## Supplied information:
::::::::

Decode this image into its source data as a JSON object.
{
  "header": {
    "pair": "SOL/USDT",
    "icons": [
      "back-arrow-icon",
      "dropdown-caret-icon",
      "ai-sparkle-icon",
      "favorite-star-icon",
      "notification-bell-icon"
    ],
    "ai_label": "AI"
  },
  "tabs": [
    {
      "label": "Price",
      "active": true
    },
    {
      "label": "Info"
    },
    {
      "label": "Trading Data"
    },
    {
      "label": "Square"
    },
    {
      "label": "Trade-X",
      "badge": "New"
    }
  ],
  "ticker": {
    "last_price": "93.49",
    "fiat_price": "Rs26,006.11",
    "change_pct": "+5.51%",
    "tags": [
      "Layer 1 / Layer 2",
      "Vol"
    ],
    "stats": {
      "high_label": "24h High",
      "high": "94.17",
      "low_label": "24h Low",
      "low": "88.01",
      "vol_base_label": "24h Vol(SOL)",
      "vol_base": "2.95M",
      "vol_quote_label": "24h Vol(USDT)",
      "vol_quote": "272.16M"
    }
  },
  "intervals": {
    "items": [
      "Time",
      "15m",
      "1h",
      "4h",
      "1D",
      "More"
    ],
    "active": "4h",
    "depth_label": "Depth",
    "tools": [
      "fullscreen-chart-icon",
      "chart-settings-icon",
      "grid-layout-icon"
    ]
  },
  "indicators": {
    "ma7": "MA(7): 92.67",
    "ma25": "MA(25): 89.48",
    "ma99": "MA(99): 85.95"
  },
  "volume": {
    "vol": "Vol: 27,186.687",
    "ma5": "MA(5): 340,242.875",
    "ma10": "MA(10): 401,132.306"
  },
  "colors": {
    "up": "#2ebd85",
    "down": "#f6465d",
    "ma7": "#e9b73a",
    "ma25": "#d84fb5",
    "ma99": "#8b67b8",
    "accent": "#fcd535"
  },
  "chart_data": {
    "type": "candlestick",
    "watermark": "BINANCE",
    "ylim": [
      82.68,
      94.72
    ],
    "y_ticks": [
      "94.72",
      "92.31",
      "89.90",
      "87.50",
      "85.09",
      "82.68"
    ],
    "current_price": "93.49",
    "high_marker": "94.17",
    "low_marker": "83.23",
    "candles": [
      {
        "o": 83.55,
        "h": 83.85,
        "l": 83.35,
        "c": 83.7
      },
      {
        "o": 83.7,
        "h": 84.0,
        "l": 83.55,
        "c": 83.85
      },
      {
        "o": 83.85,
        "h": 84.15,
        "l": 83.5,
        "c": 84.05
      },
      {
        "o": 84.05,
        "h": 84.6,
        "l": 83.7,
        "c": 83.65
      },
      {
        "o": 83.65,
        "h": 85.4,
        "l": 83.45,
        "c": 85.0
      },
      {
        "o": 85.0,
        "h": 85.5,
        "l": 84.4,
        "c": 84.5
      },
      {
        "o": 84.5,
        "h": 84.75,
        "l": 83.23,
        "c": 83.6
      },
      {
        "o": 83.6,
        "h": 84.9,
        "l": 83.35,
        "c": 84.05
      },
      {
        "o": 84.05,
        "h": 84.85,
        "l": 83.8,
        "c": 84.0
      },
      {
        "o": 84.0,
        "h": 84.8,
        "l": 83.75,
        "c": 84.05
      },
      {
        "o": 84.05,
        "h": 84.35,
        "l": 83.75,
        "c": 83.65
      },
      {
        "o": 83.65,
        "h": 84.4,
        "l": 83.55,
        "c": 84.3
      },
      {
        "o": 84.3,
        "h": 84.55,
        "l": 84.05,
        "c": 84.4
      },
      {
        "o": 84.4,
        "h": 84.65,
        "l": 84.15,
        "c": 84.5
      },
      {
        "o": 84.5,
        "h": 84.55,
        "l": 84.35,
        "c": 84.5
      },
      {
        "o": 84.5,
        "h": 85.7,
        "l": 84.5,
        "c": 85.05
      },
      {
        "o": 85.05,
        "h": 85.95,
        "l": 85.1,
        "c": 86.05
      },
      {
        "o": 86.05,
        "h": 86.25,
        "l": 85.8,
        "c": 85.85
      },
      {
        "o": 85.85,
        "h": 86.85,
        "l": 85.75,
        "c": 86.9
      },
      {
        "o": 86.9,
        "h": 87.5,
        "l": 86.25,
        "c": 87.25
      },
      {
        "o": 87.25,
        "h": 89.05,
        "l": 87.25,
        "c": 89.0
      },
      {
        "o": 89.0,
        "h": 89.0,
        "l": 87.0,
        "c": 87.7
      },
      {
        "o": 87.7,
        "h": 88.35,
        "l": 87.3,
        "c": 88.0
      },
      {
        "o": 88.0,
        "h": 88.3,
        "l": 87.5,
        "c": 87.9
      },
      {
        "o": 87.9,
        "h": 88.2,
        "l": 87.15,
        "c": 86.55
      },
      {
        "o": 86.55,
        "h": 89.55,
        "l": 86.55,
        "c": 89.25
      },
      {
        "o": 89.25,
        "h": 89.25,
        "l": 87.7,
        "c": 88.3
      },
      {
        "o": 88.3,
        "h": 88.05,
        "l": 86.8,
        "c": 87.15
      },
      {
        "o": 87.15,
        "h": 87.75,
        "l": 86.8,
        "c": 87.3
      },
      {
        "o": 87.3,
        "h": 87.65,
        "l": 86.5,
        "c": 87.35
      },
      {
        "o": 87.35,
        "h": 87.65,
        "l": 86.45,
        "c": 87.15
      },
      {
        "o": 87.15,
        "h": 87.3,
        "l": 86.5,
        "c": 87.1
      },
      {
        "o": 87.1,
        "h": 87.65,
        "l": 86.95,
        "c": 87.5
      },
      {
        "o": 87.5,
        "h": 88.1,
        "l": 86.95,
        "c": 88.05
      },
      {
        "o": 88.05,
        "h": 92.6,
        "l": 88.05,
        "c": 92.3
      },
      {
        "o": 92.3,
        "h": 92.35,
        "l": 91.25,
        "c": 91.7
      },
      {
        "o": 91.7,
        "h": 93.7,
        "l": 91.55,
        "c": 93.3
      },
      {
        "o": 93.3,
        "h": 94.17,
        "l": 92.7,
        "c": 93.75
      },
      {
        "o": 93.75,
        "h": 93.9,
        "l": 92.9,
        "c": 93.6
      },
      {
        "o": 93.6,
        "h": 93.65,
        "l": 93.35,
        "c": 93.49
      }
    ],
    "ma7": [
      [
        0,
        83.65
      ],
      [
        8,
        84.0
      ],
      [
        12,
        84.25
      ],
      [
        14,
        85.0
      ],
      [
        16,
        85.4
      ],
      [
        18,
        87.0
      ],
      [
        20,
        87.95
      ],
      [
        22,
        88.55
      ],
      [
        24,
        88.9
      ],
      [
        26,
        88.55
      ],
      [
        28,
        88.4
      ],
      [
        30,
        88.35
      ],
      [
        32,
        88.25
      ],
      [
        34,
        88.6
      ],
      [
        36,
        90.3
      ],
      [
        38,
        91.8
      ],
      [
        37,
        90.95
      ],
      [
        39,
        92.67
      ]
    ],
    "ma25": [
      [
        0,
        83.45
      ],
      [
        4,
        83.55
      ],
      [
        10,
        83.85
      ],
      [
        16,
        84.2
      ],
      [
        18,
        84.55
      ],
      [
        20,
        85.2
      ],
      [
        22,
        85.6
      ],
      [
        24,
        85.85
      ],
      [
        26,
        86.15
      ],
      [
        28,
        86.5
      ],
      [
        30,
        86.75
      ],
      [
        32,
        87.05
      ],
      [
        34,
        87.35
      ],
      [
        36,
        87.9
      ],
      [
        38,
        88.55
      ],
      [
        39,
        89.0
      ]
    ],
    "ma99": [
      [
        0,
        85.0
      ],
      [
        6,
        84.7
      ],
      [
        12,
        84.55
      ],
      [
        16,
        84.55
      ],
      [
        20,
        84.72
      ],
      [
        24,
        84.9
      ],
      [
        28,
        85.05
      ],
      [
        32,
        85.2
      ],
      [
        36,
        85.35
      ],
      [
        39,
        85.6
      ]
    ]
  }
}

::::::::

## Challenge:
Scan the data above and copy every line with "USDT" in it.

## Expected answer:
    "pair": "SOL/USDT",
      "vol_quote_label": "24h Vol(USDT)",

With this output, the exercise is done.